--- Extracted material ---
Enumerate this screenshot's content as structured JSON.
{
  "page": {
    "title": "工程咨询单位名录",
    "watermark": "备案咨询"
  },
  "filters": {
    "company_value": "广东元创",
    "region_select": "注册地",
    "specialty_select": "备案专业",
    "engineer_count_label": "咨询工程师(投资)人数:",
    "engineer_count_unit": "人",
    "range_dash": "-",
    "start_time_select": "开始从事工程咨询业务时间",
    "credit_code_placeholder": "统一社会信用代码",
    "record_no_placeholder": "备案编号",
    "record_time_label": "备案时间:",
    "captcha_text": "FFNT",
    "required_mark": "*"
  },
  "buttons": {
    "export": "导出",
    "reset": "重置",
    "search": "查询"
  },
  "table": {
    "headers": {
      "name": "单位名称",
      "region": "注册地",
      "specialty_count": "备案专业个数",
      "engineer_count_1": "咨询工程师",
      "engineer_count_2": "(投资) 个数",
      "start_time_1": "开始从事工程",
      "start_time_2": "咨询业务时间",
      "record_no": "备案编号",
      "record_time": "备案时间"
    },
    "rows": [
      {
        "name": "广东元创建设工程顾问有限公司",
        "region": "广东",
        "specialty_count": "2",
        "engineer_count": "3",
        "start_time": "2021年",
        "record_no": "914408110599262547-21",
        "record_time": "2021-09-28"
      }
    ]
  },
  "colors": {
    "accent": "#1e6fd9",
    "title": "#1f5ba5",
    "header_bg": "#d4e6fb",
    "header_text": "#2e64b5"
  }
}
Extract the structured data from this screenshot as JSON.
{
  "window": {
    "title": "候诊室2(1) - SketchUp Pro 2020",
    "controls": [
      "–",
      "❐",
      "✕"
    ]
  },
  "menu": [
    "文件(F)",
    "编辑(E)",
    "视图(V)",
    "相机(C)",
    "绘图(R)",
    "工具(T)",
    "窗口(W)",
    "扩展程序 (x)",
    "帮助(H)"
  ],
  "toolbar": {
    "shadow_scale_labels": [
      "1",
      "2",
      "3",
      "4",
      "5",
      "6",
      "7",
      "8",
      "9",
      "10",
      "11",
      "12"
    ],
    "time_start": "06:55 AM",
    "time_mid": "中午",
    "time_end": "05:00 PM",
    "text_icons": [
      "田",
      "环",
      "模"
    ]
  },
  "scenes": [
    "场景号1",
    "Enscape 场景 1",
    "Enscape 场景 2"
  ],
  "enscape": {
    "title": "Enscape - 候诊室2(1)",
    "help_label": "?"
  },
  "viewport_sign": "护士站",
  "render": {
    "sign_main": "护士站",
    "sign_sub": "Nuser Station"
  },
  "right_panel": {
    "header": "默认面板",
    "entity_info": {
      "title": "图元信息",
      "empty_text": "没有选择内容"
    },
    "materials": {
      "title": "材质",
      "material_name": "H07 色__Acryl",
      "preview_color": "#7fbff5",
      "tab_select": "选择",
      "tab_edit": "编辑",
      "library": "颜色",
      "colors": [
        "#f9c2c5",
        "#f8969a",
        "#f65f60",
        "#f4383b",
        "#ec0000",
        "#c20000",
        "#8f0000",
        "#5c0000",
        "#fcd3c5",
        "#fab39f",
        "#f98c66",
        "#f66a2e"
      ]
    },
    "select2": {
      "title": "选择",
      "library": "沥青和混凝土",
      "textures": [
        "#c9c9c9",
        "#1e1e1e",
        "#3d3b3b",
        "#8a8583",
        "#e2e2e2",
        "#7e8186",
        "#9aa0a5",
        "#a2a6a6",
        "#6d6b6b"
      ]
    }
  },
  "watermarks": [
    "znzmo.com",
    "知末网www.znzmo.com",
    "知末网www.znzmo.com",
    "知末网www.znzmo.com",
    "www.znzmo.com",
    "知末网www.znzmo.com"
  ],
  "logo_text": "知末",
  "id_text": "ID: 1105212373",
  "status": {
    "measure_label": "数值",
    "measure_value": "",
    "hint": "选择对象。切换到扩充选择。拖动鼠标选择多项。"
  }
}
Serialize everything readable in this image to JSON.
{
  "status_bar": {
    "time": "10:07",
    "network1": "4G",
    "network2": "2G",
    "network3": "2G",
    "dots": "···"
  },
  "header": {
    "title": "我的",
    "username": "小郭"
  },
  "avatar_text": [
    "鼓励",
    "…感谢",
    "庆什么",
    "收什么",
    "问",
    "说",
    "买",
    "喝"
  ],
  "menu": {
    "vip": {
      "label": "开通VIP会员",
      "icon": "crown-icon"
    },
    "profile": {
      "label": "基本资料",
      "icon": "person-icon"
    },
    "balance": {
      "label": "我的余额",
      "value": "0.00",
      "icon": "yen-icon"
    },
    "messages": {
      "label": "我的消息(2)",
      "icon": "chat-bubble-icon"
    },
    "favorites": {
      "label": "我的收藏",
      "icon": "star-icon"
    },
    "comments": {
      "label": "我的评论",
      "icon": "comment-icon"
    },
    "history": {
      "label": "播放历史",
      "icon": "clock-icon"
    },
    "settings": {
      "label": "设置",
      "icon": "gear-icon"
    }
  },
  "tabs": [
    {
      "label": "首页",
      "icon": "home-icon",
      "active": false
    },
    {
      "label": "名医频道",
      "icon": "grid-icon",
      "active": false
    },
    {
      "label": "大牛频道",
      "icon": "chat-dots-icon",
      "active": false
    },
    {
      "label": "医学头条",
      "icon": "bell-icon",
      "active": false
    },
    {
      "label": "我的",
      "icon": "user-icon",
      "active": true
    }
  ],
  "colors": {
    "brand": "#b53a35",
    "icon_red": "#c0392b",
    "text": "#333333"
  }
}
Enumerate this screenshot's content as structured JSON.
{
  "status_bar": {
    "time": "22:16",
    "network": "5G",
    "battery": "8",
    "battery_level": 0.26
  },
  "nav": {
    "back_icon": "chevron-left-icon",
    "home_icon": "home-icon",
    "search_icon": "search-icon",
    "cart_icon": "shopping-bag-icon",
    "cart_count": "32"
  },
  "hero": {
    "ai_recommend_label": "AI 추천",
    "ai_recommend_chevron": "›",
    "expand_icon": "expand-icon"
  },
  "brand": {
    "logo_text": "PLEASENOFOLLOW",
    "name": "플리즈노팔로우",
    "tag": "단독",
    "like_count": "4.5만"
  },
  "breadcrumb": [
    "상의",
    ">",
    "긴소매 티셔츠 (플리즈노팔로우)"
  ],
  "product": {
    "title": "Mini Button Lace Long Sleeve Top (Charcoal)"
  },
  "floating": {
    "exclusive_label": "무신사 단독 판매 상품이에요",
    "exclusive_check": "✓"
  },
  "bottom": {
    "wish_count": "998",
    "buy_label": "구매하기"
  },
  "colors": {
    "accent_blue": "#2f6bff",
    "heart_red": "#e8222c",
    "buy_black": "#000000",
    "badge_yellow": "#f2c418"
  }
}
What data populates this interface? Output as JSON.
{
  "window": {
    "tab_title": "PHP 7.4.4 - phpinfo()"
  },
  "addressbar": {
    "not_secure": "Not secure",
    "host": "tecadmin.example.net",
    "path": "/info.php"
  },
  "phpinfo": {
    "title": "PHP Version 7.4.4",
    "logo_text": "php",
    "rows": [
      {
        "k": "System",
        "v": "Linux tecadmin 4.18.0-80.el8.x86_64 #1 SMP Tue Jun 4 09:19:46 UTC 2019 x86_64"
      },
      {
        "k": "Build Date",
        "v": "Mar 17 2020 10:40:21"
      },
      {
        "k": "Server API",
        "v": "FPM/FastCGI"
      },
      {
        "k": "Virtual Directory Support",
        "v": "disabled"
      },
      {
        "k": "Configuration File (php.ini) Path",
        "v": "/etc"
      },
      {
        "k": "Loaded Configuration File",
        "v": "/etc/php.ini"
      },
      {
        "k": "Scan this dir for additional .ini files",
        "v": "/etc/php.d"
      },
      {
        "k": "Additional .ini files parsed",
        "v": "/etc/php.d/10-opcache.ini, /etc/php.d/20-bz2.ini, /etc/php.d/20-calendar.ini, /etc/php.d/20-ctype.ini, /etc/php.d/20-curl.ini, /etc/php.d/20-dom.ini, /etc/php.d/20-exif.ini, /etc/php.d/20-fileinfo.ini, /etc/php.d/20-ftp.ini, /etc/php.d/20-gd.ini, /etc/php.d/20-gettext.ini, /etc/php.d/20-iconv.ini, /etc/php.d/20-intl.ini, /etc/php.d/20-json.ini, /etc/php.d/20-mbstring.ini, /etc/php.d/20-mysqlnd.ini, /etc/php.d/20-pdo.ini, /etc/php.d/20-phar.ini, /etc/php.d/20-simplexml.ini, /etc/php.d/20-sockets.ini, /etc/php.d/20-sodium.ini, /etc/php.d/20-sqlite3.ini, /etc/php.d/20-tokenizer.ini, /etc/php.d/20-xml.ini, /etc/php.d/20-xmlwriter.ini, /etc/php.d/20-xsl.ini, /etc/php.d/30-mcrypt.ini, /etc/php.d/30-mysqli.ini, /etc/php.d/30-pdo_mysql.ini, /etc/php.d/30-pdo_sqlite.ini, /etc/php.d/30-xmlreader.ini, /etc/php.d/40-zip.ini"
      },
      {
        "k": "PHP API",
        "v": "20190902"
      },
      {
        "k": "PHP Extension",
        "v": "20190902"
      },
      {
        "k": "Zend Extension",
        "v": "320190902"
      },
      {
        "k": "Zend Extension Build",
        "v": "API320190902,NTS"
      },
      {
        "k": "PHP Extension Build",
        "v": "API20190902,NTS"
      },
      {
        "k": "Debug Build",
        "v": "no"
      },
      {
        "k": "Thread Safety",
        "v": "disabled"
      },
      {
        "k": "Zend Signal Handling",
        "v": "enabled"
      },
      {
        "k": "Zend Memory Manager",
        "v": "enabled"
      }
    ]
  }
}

--- What you are asked to do ---
Filter the listing above by the word "chat"; copy each line that passes.

--- Response ---
      "icon": "chat-bubble-icon"
      "icon": "chat-dots-icon",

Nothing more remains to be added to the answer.